> _WHAT NEEDS TO BE DONE_
Please find all lines in the data that hold the string "content" and copy them.

[Saved data entries]
============

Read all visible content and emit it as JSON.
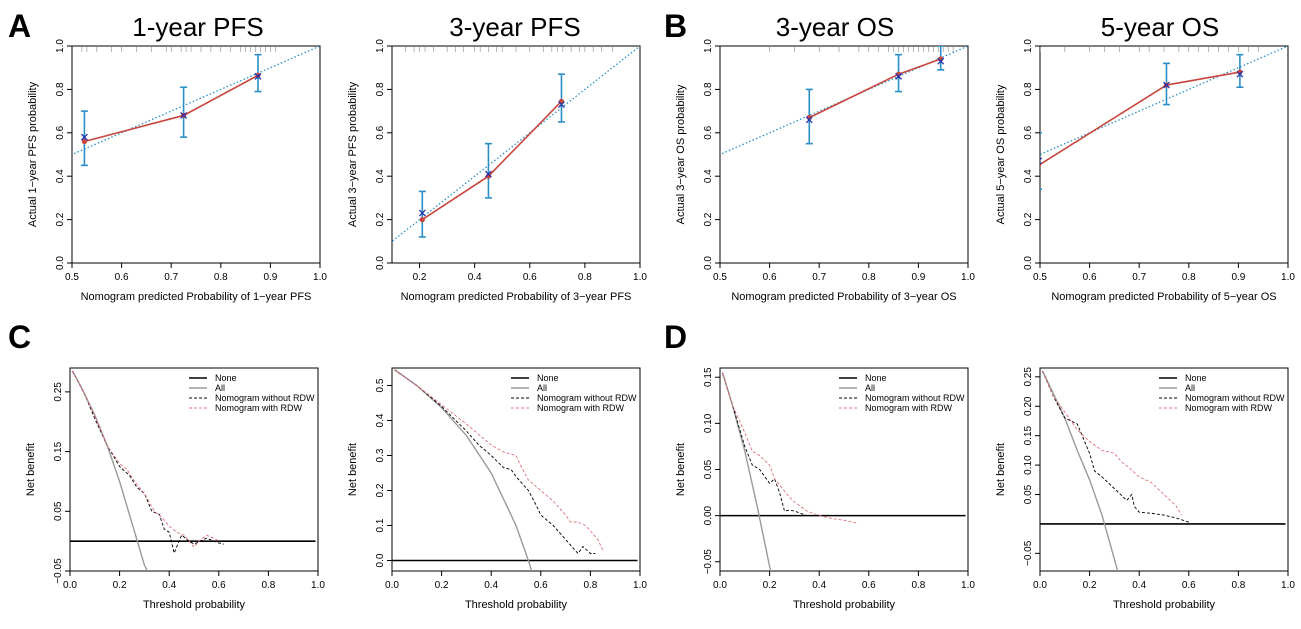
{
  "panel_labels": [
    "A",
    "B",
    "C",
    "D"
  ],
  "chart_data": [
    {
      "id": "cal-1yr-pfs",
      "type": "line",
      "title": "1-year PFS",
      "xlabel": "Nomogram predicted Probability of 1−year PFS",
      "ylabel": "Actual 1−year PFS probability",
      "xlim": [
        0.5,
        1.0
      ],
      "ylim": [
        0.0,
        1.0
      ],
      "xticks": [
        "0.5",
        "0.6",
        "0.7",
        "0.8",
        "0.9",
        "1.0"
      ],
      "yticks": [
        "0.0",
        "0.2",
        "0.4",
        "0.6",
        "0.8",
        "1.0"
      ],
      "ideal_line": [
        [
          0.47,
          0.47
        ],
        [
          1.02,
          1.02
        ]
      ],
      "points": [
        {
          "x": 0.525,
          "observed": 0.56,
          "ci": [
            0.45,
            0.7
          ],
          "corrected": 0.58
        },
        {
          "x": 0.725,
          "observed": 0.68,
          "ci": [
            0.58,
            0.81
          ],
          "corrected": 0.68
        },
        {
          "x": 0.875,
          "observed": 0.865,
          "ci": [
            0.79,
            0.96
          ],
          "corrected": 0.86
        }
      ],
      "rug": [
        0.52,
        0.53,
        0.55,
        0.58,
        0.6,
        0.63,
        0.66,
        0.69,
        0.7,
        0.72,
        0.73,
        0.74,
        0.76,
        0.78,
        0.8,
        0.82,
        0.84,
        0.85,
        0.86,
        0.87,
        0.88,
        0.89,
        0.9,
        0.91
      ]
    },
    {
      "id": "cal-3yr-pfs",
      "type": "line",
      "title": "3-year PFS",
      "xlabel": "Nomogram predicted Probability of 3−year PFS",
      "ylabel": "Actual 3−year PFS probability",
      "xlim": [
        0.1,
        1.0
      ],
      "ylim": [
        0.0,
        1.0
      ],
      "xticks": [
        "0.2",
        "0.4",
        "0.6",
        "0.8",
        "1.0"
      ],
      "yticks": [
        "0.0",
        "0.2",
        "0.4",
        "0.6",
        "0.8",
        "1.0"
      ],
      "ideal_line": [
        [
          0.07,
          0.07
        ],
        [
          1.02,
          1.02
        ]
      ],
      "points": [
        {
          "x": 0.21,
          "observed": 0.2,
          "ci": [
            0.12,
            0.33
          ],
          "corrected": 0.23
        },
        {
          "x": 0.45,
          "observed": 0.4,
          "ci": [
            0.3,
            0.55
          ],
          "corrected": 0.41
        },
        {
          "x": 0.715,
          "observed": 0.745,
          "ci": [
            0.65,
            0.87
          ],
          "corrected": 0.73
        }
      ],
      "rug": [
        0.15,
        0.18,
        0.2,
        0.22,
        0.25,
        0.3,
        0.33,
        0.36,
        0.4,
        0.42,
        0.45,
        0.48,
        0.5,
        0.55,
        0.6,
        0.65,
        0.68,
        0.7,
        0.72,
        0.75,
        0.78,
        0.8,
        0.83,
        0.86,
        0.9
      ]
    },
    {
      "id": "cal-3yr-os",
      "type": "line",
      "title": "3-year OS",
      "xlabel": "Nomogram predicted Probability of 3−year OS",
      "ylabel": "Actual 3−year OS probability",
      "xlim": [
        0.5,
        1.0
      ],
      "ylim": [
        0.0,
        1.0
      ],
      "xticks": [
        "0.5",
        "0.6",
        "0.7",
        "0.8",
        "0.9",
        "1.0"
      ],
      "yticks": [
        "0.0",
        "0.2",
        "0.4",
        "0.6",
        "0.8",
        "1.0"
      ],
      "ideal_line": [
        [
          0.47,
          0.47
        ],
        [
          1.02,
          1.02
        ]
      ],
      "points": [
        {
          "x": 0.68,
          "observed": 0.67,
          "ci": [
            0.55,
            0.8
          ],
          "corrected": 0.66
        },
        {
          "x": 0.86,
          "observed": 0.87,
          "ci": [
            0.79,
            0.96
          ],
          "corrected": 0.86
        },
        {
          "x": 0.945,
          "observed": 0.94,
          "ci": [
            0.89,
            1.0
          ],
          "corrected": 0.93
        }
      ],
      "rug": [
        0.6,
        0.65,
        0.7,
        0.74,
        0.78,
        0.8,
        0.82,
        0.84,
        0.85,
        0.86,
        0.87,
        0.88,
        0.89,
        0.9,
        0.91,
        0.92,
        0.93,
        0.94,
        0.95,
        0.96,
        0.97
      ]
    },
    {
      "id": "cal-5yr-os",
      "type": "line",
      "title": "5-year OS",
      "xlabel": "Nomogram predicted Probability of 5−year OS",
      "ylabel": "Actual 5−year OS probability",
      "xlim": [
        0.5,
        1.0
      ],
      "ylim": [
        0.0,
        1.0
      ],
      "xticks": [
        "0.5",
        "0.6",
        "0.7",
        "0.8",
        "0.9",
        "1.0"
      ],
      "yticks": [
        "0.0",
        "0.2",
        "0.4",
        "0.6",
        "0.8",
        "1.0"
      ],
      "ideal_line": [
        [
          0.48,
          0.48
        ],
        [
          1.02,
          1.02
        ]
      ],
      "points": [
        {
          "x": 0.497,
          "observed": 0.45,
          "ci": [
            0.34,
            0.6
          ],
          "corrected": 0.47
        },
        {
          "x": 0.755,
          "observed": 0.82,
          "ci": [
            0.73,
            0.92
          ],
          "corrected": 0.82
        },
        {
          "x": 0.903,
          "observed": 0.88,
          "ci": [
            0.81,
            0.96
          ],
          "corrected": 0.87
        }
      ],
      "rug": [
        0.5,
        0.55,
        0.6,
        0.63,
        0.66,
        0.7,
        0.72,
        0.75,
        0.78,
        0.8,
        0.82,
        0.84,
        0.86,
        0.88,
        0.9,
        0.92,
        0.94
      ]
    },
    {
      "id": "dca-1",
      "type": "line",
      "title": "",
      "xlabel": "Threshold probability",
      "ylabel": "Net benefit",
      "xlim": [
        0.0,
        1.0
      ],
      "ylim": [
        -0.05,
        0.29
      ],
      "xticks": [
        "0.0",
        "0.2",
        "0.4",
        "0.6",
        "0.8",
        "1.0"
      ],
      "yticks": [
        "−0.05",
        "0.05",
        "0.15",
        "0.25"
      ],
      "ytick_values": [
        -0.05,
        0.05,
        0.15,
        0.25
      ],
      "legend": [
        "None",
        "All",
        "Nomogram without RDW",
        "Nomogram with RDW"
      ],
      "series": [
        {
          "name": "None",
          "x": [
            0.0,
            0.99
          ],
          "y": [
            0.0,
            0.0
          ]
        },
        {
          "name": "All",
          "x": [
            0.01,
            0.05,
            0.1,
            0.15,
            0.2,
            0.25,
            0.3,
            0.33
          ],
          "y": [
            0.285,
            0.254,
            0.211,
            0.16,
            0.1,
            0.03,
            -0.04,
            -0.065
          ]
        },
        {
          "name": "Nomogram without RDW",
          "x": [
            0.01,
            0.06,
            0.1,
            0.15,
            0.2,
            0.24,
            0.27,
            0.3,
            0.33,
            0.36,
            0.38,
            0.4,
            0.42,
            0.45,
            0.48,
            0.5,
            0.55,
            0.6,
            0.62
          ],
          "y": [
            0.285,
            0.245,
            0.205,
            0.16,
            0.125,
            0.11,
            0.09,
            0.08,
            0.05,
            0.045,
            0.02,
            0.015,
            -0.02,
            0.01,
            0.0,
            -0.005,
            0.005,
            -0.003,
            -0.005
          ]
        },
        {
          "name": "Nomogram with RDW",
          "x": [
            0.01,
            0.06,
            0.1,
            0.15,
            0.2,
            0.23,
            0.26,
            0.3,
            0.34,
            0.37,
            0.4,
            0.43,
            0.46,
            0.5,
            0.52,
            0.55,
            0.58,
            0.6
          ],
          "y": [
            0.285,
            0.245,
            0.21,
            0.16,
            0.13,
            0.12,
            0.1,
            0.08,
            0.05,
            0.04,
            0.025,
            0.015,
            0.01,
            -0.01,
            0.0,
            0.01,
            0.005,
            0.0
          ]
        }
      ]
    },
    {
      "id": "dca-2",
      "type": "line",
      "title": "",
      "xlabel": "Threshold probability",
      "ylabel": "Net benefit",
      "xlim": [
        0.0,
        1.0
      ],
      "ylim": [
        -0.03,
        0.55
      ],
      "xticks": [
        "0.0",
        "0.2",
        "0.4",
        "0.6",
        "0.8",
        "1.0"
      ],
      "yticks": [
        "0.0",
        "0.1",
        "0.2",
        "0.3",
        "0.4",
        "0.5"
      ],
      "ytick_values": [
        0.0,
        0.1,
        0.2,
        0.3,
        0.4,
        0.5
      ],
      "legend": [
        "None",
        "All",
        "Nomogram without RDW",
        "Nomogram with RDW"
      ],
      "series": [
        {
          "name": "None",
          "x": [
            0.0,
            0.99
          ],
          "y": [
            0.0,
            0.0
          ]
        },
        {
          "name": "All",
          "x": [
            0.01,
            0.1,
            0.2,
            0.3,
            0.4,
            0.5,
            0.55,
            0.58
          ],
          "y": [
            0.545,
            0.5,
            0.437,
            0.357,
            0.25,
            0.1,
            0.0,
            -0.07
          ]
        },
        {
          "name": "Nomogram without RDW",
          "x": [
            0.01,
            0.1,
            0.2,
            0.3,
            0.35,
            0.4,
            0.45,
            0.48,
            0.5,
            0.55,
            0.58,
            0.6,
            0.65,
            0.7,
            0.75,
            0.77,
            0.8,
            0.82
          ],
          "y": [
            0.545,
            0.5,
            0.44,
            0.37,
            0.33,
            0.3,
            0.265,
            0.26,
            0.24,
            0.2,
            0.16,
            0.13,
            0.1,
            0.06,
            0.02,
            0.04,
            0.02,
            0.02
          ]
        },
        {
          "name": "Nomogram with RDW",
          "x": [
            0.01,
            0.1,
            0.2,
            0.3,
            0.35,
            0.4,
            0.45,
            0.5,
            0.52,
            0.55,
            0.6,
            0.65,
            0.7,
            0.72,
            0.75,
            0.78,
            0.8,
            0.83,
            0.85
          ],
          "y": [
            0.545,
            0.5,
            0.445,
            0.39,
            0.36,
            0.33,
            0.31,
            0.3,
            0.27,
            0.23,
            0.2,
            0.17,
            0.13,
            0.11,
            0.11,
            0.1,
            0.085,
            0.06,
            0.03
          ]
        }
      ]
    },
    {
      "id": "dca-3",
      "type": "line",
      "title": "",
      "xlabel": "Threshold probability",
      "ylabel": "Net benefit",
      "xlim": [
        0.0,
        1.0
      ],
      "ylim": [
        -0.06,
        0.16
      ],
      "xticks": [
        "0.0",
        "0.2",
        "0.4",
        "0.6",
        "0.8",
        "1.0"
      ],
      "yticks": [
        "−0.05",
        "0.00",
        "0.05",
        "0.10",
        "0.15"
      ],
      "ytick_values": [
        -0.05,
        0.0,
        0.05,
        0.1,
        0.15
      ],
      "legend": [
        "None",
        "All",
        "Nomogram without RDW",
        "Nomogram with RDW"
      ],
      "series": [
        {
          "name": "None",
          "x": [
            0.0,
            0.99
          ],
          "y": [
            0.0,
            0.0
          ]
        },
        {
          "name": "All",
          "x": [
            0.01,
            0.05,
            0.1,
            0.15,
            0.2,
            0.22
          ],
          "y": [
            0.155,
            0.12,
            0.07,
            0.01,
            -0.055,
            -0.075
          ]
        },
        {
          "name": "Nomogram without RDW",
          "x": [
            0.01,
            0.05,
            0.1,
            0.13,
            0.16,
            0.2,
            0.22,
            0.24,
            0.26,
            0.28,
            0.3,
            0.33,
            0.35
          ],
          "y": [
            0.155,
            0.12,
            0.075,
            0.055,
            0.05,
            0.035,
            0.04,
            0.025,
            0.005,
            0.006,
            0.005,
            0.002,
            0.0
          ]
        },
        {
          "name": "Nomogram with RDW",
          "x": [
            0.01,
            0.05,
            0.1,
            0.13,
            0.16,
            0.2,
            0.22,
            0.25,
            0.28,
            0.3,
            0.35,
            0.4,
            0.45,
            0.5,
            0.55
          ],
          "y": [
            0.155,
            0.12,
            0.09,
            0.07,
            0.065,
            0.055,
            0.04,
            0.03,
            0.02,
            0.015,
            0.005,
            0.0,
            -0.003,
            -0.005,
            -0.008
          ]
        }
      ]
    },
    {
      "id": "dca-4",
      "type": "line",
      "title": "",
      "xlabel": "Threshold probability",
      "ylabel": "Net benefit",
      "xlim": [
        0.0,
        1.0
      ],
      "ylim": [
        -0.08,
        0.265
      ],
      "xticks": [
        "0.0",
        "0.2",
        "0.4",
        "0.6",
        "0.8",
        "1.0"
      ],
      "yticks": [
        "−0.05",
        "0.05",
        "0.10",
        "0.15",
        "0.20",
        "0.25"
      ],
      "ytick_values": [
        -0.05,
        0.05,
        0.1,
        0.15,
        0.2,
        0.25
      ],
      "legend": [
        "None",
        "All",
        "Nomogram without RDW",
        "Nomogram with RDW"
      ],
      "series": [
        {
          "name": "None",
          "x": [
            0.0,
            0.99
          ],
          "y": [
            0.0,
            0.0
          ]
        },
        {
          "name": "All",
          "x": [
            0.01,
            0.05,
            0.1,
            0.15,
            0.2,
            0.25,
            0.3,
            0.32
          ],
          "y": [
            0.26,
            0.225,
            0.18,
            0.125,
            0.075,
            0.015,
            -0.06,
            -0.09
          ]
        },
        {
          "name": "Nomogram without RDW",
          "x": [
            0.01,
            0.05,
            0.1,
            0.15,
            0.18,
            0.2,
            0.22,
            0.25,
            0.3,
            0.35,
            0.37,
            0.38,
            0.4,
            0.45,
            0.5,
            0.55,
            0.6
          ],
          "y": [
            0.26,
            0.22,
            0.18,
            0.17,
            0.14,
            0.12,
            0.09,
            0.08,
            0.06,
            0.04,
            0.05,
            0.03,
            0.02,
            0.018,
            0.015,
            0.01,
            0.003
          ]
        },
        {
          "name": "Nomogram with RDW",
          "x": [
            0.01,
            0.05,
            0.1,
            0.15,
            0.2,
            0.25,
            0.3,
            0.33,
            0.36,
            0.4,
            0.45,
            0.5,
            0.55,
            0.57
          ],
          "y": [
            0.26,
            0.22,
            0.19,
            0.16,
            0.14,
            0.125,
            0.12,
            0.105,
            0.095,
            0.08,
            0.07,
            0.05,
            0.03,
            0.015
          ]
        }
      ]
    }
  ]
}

============

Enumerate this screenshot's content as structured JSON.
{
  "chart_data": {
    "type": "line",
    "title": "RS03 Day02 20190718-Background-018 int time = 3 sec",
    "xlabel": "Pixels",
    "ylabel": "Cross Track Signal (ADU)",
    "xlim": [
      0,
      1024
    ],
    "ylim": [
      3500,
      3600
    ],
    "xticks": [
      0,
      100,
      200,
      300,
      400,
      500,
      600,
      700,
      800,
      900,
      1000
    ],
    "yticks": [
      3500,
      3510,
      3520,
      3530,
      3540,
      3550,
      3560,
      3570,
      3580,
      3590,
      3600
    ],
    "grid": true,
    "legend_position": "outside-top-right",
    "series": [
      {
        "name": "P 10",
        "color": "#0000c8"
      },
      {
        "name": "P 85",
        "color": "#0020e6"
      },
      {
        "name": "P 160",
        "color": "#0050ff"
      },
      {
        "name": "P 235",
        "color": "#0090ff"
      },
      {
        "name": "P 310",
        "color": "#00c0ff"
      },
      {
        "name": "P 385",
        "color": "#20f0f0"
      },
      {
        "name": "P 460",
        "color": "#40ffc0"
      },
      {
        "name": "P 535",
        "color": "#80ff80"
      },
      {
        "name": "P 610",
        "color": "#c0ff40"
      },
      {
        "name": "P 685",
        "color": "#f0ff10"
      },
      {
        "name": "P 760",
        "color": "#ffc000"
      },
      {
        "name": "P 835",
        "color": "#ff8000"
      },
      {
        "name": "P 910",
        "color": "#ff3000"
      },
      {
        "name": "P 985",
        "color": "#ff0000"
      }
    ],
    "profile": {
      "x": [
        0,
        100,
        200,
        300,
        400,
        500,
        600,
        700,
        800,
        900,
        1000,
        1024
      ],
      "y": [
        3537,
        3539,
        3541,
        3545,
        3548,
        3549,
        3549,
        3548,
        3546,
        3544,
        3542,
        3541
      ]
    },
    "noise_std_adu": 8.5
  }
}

============

> _FINAL RESULT_
Read all visible content and emit it as JSON.
Enumerate this screenshot's content as structured JSON.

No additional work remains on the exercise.